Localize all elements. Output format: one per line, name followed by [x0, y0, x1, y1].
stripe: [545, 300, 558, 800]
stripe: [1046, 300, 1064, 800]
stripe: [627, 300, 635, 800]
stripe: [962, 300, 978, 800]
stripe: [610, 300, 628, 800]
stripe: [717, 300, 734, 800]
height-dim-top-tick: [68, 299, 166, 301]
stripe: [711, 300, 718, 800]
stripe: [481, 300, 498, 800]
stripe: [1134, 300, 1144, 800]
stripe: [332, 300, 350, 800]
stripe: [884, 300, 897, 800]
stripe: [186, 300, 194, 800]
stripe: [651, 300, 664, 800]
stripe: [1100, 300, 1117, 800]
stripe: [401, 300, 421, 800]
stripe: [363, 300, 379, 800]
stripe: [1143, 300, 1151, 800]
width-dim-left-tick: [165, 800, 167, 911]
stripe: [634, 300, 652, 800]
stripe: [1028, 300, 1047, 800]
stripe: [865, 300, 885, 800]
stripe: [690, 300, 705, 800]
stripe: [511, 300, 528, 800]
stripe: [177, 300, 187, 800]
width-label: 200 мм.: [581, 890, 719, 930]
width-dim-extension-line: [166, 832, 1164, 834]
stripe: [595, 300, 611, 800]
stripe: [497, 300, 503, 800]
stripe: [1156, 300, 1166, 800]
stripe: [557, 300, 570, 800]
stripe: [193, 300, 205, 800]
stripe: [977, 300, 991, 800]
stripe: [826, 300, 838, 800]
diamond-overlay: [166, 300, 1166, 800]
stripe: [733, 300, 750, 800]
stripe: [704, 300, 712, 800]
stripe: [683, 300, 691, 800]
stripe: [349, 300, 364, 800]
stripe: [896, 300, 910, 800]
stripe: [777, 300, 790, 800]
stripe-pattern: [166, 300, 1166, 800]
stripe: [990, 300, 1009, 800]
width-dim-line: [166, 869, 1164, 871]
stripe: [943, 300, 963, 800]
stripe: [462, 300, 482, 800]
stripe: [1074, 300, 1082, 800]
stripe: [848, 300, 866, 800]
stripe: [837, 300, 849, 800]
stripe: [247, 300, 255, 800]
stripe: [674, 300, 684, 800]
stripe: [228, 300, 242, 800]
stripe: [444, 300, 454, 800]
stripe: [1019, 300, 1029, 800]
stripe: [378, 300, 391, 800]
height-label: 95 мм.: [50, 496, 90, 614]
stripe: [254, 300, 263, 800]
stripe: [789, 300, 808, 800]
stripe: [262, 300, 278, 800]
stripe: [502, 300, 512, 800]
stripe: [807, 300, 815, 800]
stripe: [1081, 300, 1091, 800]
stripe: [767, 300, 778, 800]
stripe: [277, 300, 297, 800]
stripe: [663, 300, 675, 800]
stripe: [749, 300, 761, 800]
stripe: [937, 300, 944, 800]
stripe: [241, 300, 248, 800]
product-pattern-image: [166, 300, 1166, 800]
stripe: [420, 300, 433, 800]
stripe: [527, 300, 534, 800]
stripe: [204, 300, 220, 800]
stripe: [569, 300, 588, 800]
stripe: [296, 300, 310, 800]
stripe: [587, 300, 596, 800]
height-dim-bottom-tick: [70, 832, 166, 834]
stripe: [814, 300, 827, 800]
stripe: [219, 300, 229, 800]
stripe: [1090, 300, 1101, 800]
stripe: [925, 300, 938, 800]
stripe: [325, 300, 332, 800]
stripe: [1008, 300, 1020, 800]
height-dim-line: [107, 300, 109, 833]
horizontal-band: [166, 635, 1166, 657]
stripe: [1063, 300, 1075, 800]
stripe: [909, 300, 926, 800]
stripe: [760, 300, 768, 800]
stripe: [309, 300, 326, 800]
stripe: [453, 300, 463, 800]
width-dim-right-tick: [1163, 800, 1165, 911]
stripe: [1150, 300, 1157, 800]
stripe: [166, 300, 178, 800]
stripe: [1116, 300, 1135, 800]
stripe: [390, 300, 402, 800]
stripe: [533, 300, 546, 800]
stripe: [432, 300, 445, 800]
------------------------------------
■ **Prompt**
Please write out all the data above again, substituting "lattice-overlay" for "diamond-overlay" and keeping everything else the same.

■ **Response for this exercise**
Localize all elements. Output format: one per line, name followed by [x0, y0, x1, y1].
stripe: [545, 300, 558, 800]
stripe: [1046, 300, 1064, 800]
stripe: [627, 300, 635, 800]
stripe: [962, 300, 978, 800]
stripe: [610, 300, 628, 800]
stripe: [717, 300, 734, 800]
height-dim-top-tick: [68, 299, 166, 301]
stripe: [711, 300, 718, 800]
stripe: [481, 300, 498, 800]
stripe: [1134, 300, 1144, 800]
stripe: [332, 300, 350, 800]
stripe: [884, 300, 897, 800]
stripe: [186, 300, 194, 800]
stripe: [651, 300, 664, 800]
stripe: [1100, 300, 1117, 800]
stripe: [401, 300, 421, 800]
stripe: [363, 300, 379, 800]
stripe: [1143, 300, 1151, 800]
width-dim-left-tick: [165, 800, 167, 911]
stripe: [634, 300, 652, 800]
stripe: [1028, 300, 1047, 800]
stripe: [865, 300, 885, 800]
stripe: [690, 300, 705, 800]
stripe: [511, 300, 528, 800]
stripe: [177, 300, 187, 800]
width-label: 200 мм.: [581, 890, 719, 930]
width-dim-extension-line: [166, 832, 1164, 834]
stripe: [595, 300, 611, 800]
stripe: [497, 300, 503, 800]
stripe: [1156, 300, 1166, 800]
stripe: [557, 300, 570, 800]
stripe: [193, 300, 205, 800]
stripe: [977, 300, 991, 800]
stripe: [826, 300, 838, 800]
lattice-overlay: [166, 300, 1166, 800]
stripe: [733, 300, 750, 800]
stripe: [704, 300, 712, 800]
stripe: [683, 300, 691, 800]
stripe: [349, 300, 364, 800]
stripe: [896, 300, 910, 800]
stripe: [777, 300, 790, 800]
stripe-pattern: [166, 300, 1166, 800]
stripe: [990, 300, 1009, 800]
width-dim-line: [166, 869, 1164, 871]
stripe: [943, 300, 963, 800]
stripe: [462, 300, 482, 800]
stripe: [1074, 300, 1082, 800]
stripe: [848, 300, 866, 800]
stripe: [837, 300, 849, 800]
stripe: [247, 300, 255, 800]
stripe: [674, 300, 684, 800]
stripe: [228, 300, 242, 800]
stripe: [444, 300, 454, 800]
stripe: [1019, 300, 1029, 800]
stripe: [378, 300, 391, 800]
height-label: 95 мм.: [50, 496, 90, 614]
stripe: [254, 300, 263, 800]
stripe: [789, 300, 808, 800]
stripe: [262, 300, 278, 800]
stripe: [502, 300, 512, 800]
stripe: [807, 300, 815, 800]
stripe: [1081, 300, 1091, 800]
stripe: [767, 300, 778, 800]
stripe: [277, 300, 297, 800]
stripe: [663, 300, 675, 800]
stripe: [749, 300, 761, 800]
stripe: [937, 300, 944, 800]
stripe: [241, 300, 248, 800]
product-pattern-image: [166, 300, 1166, 800]
stripe: [420, 300, 433, 800]
stripe: [527, 300, 534, 800]
stripe: [204, 300, 220, 800]
stripe: [569, 300, 588, 800]
stripe: [296, 300, 310, 800]
stripe: [587, 300, 596, 800]
height-dim-bottom-tick: [70, 832, 166, 834]
stripe: [814, 300, 827, 800]
stripe: [219, 300, 229, 800]
stripe: [1090, 300, 1101, 800]
stripe: [925, 300, 938, 800]
stripe: [325, 300, 332, 800]
stripe: [1008, 300, 1020, 800]
height-dim-line: [107, 300, 109, 833]
horizontal-band: [166, 635, 1166, 657]
stripe: [1063, 300, 1075, 800]
stripe: [909, 300, 926, 800]
stripe: [760, 300, 768, 800]
stripe: [309, 300, 326, 800]
stripe: [453, 300, 463, 800]
width-dim-right-tick: [1163, 800, 1165, 911]
stripe: [1150, 300, 1157, 800]
stripe: [166, 300, 178, 800]
stripe: [1116, 300, 1135, 800]
stripe: [390, 300, 402, 800]
stripe: [533, 300, 546, 800]
stripe: [432, 300, 445, 800]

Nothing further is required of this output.